● **WHAT NEEDS TO BE DONE**:
From the material below, list every line containing "justice".

[Stored data]
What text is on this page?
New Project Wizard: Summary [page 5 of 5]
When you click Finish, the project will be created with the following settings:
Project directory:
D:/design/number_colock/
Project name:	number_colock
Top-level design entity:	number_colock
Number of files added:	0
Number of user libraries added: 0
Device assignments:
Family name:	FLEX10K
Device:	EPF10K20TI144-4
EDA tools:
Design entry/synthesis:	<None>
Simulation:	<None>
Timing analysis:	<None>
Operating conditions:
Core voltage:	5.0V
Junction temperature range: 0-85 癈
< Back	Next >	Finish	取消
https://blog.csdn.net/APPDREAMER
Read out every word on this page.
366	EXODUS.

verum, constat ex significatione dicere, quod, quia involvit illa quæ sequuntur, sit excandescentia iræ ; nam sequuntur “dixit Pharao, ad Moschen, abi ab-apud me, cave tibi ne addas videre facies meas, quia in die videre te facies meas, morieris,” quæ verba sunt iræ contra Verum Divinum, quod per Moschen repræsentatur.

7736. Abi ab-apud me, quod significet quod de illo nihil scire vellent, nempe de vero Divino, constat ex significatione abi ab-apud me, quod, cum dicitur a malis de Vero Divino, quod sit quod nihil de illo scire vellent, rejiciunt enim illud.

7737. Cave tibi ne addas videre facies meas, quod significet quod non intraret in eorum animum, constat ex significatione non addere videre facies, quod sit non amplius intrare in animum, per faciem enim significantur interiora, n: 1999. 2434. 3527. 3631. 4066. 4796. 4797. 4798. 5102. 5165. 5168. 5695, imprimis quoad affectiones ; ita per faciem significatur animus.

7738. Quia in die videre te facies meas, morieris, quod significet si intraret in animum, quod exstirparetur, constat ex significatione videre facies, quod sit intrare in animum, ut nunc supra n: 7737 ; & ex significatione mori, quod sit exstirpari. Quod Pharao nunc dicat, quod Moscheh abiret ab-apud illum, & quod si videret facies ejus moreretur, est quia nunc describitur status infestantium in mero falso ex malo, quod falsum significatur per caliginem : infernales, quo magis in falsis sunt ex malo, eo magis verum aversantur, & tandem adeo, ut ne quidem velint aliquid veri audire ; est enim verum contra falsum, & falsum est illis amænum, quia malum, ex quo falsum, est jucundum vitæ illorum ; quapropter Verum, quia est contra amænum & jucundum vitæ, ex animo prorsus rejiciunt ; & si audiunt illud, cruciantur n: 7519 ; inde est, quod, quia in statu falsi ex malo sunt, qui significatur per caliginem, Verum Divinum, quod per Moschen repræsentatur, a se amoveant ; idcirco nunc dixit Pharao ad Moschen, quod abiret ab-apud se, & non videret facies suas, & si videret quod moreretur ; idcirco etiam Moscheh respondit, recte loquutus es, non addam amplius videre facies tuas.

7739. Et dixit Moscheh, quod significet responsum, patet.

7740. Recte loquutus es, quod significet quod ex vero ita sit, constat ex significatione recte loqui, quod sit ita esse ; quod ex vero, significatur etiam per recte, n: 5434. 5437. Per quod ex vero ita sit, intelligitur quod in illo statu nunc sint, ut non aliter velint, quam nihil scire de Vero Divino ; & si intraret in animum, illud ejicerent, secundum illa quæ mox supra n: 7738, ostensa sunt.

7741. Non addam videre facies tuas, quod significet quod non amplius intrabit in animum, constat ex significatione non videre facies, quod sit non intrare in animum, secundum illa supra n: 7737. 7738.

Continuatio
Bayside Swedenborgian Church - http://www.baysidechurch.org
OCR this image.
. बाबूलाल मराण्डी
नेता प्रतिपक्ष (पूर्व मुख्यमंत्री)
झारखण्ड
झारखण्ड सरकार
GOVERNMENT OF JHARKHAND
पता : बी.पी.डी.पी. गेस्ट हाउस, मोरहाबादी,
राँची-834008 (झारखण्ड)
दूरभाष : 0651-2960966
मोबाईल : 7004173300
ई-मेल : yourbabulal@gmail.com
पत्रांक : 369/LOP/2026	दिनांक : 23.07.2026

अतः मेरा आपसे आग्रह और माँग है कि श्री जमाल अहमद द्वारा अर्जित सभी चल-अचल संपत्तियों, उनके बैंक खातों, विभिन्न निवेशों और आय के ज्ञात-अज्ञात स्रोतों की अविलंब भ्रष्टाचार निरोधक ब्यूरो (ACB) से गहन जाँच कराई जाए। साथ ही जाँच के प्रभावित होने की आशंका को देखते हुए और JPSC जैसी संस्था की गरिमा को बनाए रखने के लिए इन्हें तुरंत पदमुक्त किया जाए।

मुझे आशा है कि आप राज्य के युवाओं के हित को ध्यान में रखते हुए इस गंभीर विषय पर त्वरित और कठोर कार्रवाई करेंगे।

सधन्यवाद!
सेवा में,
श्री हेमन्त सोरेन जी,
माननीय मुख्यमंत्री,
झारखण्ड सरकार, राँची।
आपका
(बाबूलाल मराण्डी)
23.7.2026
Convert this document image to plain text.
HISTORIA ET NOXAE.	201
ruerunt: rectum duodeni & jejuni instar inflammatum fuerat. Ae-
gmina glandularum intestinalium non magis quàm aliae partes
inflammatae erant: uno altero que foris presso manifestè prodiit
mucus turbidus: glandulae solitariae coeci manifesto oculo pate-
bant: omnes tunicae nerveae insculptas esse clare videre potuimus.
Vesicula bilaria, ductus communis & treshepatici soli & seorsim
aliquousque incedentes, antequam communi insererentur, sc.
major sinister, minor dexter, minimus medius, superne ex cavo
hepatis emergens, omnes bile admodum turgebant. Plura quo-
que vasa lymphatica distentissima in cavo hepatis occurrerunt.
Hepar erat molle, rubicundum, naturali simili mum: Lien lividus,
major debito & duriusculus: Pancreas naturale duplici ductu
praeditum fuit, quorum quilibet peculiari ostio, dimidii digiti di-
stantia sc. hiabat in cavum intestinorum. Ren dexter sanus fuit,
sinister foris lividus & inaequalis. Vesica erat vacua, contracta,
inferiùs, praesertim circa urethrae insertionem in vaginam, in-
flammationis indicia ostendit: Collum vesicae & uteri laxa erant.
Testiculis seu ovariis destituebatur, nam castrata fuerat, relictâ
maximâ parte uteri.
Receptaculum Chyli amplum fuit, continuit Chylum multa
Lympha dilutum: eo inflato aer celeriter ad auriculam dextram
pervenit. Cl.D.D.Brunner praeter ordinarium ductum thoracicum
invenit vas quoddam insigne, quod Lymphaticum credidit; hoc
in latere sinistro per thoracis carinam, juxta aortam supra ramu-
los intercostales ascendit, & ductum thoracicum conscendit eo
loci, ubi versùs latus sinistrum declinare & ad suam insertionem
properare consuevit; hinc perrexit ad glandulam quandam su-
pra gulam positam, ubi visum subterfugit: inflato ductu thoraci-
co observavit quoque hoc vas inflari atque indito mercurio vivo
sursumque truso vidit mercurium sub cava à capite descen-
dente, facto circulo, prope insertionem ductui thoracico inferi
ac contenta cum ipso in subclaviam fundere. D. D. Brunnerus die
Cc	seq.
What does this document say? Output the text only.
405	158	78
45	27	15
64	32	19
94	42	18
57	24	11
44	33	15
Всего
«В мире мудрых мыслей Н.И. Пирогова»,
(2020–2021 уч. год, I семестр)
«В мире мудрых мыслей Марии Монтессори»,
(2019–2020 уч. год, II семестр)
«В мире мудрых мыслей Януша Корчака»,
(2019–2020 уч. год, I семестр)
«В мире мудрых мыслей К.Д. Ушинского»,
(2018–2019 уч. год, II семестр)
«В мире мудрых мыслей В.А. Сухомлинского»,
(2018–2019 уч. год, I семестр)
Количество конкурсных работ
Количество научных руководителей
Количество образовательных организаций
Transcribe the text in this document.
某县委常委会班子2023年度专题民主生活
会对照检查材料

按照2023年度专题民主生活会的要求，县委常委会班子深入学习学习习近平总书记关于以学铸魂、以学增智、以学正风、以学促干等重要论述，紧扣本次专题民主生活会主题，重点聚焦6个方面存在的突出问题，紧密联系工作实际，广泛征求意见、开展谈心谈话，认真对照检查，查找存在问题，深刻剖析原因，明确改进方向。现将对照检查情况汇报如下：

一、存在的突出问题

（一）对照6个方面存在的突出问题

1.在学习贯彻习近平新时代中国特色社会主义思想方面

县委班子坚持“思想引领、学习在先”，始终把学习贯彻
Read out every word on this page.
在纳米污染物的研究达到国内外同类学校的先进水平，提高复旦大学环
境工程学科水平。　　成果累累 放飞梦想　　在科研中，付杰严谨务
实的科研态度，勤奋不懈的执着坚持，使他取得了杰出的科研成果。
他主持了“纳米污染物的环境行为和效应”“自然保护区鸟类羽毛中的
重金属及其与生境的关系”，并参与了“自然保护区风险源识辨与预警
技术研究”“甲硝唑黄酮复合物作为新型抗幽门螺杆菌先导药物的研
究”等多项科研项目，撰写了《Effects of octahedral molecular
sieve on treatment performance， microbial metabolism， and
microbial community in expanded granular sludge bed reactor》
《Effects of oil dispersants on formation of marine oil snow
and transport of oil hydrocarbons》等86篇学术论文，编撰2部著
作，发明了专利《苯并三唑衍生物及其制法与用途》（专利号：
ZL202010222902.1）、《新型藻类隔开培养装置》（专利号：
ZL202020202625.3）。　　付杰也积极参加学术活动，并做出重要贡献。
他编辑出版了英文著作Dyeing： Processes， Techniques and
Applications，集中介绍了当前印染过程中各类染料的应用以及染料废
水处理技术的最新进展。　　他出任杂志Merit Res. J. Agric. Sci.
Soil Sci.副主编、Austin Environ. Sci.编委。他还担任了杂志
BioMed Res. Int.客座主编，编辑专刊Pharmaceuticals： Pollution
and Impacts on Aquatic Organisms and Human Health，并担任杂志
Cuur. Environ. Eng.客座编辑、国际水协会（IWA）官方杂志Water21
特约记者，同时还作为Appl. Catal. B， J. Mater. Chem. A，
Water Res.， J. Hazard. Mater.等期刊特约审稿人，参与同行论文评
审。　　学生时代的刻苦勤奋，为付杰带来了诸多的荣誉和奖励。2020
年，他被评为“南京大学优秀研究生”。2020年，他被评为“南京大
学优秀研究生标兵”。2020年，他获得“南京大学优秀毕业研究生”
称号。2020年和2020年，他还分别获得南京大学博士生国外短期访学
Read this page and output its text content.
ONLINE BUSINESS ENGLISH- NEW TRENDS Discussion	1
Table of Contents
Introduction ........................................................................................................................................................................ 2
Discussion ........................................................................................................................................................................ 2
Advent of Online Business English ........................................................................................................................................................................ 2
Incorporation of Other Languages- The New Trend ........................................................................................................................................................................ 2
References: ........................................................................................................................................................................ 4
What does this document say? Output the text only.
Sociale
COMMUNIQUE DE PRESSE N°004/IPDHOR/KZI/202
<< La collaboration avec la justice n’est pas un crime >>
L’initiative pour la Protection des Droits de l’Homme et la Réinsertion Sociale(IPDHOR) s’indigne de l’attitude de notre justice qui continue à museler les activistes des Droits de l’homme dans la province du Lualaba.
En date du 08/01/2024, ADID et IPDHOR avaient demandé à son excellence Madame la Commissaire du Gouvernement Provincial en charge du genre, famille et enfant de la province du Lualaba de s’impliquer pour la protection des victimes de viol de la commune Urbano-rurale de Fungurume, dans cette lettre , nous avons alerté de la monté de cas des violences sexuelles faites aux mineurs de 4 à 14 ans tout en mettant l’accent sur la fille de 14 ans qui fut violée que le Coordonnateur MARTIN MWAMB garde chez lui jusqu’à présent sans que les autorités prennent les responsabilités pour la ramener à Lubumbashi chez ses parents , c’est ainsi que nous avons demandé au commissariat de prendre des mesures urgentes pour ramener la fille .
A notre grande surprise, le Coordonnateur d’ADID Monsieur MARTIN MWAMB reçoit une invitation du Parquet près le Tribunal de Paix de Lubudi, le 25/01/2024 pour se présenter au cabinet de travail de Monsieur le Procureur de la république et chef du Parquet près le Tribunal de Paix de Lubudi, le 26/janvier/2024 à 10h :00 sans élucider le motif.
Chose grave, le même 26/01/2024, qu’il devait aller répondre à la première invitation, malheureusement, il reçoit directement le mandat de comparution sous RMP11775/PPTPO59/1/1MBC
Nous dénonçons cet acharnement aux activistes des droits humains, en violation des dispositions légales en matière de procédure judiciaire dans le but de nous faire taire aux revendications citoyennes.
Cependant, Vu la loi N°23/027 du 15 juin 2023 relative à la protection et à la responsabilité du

● **ANSWER TO THE EXERCISE**:
<< La collaboration avec la justice n’est pas un crime >>
L’initiative pour la Protection des Droits de l’Homme et la Réinsertion Sociale(IPDHOR) s’indigne de l’attitude de notre justice qui continue à museler les activistes des Droits de l’homme dans la province du Lualaba.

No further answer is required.